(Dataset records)
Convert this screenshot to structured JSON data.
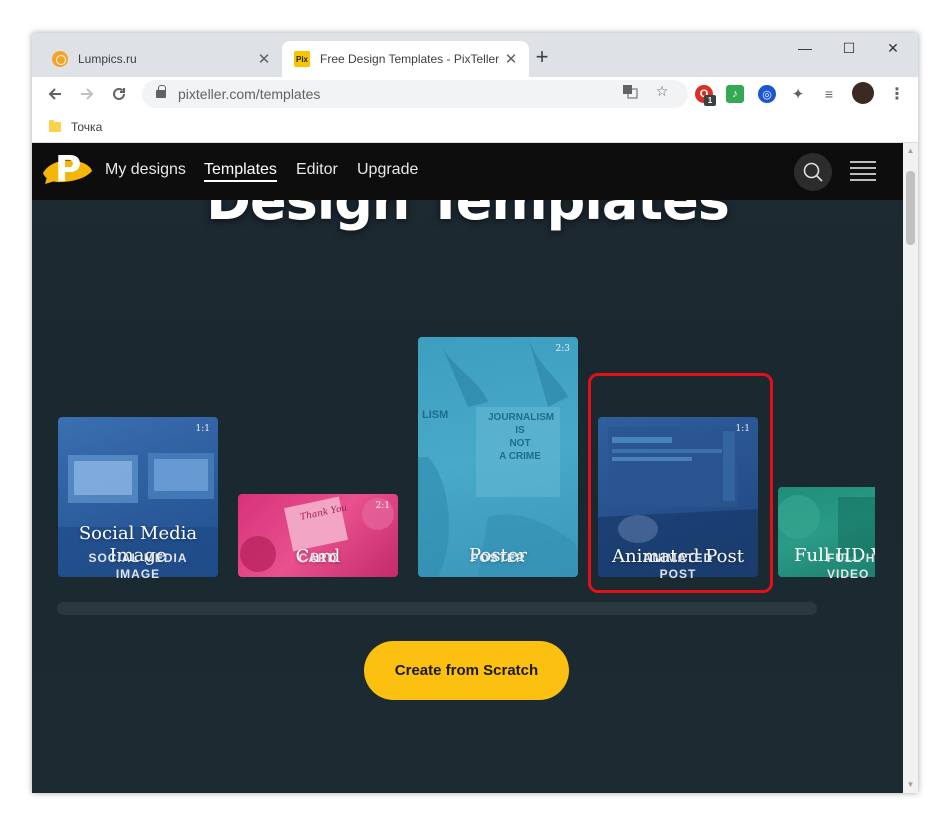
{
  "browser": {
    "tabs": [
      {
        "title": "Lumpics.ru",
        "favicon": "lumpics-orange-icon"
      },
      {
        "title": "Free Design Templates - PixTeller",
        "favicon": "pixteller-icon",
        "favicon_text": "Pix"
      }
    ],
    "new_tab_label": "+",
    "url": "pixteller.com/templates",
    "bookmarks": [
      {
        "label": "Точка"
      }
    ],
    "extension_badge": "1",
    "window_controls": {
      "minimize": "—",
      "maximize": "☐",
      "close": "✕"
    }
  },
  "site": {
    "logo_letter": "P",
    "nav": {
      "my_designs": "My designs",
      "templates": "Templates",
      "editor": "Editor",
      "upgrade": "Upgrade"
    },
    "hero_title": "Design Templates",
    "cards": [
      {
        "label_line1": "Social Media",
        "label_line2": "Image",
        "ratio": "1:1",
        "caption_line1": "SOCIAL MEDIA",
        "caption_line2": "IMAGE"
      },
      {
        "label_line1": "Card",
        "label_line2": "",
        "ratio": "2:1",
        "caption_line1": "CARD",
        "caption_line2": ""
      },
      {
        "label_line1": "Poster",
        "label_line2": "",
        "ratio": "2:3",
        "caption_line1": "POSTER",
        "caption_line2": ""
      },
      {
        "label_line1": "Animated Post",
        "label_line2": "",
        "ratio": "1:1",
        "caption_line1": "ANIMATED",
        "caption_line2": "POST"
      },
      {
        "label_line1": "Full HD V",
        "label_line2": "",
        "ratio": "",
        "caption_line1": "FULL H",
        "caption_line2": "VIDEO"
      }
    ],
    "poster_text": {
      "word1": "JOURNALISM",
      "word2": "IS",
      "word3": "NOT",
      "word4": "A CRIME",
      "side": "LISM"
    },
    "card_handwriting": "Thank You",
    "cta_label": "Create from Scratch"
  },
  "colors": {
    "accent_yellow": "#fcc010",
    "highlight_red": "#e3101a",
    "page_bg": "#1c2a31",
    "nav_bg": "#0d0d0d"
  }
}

* **Required task**
Reproduce the listing above exactly, excluding all pictures.

* **Response**
Convert this screenshot to structured JSON data.
{
  "browser": {
    "tabs": [
      {
        "title": "Lumpics.ru",
        "favicon": "lumpics-orange-icon"
      },
      {
        "title": "Free Design Templates - PixTeller",
        "favicon": "pixteller-icon",
        "favicon_text": "Pix"
      }
    ],
    "new_tab_label": "+",
    "url": "pixteller.com/templates",
    "bookmarks": [
      {
        "label": "Точка"
      }
    ],
    "extension_badge": "1",
    "window_controls": {
      "minimize": "—",
      "maximize": "☐",
      "close": "✕"
    }
  },
  "site": {
    "logo_letter": "P",
    "nav": {
      "my_designs": "My designs",
      "templates": "Templates",
      "editor": "Editor",
      "upgrade": "Upgrade"
    },
    "hero_title": "Design Templates",
    "cards": [
      {
        "label_line1": "Social Media",
        "label_line2": "Image",
        "ratio": "1:1",
        "caption_line1": "SOCIAL MEDIA",
        "caption_line2": "IMAGE"
      },
      {
        "label_line1": "Card",
        "label_line2": "",
        "ratio": "2:1",
        "caption_line1": "CARD",
        "caption_line2": ""
      },
      {
        "label_line1": "Poster",
        "label_line2": "",
        "ratio": "2:3",
        "caption_line1": "POSTER",
        "caption_line2": ""
      },
      {
        "label_line1": "Animated Post",
        "label_line2": "",
        "ratio": "1:1",
        "caption_line1": "ANIMATED",
        "caption_line2": "POST"
      },
      {
        "label_line1": "Full HD V",
        "label_line2": "",
        "ratio": "",
        "caption_line1": "FULL H",
        "caption_line2": "VIDEO"
      }
    ],
    "poster_text": {
      "word1": "JOURNALISM",
      "word2": "IS",
      "word3": "NOT",
      "word4": "A CRIME",
      "side": "LISM"
    },
    "card_handwriting": "Thank You",
    "cta_label": "Create from Scratch"
  },
  "colors": {
    "accent_yellow": "#fcc010",
    "highlight_red": "#e3101a",
    "page_bg": "#1c2a31",
    "nav_bg": "#0d0d0d"
  }
}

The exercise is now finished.